**EXERCISE OBJECTIVE**
Look through the material below. Copy each line that contains the string "color".

**MATERIALS PROVIDED**
* begin *
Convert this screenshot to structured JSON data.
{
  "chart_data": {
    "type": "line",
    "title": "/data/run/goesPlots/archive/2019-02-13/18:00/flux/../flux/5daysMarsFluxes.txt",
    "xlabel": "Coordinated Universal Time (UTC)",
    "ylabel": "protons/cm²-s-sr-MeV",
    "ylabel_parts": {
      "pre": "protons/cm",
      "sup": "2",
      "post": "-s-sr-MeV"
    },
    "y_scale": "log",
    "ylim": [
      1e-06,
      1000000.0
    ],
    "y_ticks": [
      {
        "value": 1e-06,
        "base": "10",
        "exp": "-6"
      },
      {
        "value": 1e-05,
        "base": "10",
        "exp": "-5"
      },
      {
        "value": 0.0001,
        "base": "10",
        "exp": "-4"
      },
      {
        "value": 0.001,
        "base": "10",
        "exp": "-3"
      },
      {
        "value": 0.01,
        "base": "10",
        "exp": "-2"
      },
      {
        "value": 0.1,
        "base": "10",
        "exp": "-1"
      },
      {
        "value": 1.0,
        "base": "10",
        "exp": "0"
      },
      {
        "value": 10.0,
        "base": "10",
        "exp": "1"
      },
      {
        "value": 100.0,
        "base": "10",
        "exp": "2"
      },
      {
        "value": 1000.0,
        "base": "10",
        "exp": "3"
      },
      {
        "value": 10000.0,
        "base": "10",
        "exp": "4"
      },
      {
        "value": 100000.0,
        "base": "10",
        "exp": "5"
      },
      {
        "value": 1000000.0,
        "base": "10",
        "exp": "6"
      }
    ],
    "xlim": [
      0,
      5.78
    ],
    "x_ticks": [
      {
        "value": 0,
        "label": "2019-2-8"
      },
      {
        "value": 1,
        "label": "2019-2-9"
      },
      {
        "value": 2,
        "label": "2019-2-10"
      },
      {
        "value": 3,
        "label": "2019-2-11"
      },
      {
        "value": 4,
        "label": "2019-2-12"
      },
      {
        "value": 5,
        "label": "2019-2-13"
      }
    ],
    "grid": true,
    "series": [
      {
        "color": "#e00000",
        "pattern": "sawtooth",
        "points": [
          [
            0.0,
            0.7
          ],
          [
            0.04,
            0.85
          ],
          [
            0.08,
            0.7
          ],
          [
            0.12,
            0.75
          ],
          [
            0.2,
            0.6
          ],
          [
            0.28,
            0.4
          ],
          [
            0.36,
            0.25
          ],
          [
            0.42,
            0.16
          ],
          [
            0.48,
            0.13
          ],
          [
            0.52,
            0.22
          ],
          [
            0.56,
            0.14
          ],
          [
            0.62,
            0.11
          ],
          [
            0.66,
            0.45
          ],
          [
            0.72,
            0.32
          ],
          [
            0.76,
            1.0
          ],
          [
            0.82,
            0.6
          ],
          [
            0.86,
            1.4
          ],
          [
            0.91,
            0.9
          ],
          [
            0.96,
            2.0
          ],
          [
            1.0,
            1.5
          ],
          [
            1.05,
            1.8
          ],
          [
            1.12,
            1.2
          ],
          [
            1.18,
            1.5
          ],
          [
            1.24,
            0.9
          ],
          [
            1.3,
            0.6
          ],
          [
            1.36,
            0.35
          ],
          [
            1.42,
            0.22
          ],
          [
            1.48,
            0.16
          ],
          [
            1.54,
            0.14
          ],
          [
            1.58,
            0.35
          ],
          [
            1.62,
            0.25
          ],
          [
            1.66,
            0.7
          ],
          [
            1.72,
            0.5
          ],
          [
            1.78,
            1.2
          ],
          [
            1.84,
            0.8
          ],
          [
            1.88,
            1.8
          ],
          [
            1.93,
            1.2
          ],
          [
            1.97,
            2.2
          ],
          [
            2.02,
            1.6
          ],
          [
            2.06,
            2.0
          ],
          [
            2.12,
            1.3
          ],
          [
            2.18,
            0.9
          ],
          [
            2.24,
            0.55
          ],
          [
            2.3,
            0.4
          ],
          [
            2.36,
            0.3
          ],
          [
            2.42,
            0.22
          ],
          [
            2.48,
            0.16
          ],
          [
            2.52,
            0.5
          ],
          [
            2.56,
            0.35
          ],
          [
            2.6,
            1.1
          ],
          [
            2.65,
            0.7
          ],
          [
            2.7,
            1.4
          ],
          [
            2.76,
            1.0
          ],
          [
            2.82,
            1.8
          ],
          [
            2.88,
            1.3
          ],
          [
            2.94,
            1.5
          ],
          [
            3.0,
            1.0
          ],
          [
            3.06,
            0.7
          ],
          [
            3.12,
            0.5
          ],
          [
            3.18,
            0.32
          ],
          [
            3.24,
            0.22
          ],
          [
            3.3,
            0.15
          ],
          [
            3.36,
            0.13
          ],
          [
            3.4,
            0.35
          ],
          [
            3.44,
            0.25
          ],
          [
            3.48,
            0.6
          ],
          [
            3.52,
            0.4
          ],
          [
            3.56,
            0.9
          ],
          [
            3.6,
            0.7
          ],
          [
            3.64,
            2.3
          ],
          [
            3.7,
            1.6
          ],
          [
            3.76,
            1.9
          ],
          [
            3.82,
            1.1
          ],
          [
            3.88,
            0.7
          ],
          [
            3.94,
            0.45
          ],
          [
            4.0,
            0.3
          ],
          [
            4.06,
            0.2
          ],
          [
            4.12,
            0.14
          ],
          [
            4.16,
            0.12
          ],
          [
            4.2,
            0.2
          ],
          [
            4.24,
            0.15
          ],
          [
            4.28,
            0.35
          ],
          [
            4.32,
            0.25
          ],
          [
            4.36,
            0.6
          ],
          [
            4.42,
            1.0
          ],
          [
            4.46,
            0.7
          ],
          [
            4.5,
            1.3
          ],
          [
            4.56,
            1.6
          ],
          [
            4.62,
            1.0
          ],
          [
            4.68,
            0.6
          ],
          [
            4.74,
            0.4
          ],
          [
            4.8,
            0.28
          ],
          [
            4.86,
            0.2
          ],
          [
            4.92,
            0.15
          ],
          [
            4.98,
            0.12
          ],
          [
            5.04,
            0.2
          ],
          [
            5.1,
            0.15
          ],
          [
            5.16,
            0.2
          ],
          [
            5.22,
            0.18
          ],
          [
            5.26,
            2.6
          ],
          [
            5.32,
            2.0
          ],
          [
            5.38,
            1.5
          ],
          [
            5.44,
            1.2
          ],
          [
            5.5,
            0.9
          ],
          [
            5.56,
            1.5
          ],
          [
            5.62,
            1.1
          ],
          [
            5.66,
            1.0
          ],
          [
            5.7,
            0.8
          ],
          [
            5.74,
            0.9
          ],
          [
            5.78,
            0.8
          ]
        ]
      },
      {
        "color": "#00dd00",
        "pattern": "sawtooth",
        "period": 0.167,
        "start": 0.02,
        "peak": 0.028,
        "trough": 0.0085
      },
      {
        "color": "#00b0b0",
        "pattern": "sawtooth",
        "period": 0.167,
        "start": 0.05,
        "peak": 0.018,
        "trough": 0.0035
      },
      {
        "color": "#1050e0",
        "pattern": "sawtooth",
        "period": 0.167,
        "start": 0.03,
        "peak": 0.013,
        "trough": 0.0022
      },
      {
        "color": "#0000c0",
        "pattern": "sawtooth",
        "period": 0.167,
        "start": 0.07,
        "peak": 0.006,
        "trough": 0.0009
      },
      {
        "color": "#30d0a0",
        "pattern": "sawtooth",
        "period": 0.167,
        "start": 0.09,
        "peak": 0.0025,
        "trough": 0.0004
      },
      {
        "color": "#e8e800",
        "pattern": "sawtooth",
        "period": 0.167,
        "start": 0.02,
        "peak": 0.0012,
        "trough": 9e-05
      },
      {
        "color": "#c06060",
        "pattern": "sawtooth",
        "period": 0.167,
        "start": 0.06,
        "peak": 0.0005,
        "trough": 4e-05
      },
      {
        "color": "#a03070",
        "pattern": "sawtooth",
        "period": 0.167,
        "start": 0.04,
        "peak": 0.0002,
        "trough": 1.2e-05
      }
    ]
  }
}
* end *
**FINAL RESULT**
        "color": "#e00000",
        "color": "#00dd00",
        "color": "#00b0b0",
        "color": "#1050e0",
        "color": "#0000c0",
        "color": "#30d0a0",
        "color": "#e8e800",
        "color": "#c06060",
        "color": "#a03070",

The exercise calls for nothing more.